# To do
Exactly the lines from the one containing "What text is on this page?" through the end of the data below are to be reproduced, and nothing besides them.

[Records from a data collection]
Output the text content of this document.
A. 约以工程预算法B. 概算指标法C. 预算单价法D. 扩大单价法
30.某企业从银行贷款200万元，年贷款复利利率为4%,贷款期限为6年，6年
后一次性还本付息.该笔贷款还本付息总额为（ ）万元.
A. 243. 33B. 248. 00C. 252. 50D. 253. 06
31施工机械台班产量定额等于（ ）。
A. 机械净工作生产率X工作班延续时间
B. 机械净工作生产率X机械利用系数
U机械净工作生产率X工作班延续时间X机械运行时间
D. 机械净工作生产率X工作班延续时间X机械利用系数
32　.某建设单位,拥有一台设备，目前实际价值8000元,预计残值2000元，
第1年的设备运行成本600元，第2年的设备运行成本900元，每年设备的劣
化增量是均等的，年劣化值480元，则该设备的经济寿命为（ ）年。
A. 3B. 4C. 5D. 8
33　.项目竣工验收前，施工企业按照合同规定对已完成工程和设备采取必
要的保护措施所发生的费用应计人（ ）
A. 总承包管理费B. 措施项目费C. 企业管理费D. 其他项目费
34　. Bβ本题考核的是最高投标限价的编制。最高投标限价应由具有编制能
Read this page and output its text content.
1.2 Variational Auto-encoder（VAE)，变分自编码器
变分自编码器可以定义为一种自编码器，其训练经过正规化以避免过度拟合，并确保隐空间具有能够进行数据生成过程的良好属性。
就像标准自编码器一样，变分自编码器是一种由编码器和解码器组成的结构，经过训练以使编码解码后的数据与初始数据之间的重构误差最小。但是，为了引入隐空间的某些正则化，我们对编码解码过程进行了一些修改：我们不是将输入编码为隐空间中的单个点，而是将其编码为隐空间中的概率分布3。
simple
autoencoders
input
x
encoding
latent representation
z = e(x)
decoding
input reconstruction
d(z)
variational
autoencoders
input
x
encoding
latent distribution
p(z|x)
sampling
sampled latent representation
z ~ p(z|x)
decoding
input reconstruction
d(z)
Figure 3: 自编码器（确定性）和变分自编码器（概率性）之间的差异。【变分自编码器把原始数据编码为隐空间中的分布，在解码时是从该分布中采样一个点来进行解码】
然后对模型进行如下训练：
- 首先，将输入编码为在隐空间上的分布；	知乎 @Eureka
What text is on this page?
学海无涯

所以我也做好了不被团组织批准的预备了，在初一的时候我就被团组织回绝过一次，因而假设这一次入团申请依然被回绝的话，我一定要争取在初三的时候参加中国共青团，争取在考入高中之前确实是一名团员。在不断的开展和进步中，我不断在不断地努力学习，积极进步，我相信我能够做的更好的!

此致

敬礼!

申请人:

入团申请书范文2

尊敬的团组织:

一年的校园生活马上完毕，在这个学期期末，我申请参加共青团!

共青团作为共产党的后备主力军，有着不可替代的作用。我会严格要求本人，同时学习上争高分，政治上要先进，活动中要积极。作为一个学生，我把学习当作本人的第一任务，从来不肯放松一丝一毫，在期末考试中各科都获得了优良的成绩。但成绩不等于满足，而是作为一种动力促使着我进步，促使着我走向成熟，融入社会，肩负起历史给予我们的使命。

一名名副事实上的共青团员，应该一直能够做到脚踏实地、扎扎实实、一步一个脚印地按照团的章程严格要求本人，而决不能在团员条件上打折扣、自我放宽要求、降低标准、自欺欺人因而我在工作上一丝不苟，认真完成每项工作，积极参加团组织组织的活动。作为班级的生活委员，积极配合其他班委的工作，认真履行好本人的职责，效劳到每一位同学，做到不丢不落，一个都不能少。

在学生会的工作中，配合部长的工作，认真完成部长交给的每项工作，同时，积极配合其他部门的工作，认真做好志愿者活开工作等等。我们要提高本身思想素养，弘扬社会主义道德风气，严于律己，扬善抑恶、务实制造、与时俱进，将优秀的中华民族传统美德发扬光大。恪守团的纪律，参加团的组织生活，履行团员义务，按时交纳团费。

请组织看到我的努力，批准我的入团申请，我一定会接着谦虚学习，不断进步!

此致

# Finished task
What text is on this page?
学海无涯

所以我也做好了不被团组织批准的预备了，在初一的时候我就被团组织回绝过一次，因而假设这一次入团申请依然被回绝的话，我一定要争取在初三的时候参加中国共青团，争取在考入高中之前确实是一名团员。在不断的开展和进步中，我不断在不断地努力学习，积极进步，我相信我能够做的更好的!

此致

敬礼!

申请人:

入团申请书范文2

尊敬的团组织:

一年的校园生活马上完毕，在这个学期期末，我申请参加共青团!

共青团作为共产党的后备主力军，有着不可替代的作用。我会严格要求本人，同时学习上争高分，政治上要先进，活动中要积极。作为一个学生，我把学习当作本人的第一任务，从来不肯放松一丝一毫，在期末考试中各科都获得了优良的成绩。但成绩不等于满足，而是作为一种动力促使着我进步，促使着我走向成熟，融入社会，肩负起历史给予我们的使命。

一名名副事实上的共青团员，应该一直能够做到脚踏实地、扎扎实实、一步一个脚印地按照团的章程严格要求本人，而决不能在团员条件上打折扣、自我放宽要求、降低标准、自欺欺人因而我在工作上一丝不苟，认真完成每项工作，积极参加团组织组织的活动。作为班级的生活委员，积极配合其他班委的工作，认真履行好本人的职责，效劳到每一位同学，做到不丢不落，一个都不能少。

在学生会的工作中，配合部长的工作，认真完成部长交给的每项工作，同时，积极配合其他部门的工作，认真做好志愿者活开工作等等。我们要提高本身思想素养，弘扬社会主义道德风气，严于律己，扬善抑恶、务实制造、与时俱进，将优秀的中华民族传统美德发扬光大。恪守团的纪律，参加团的组织生活，履行团员义务，按时交纳团费。

请组织看到我的努力，批准我的入团申请，我一定会接着谦虚学习，不断进步!

此致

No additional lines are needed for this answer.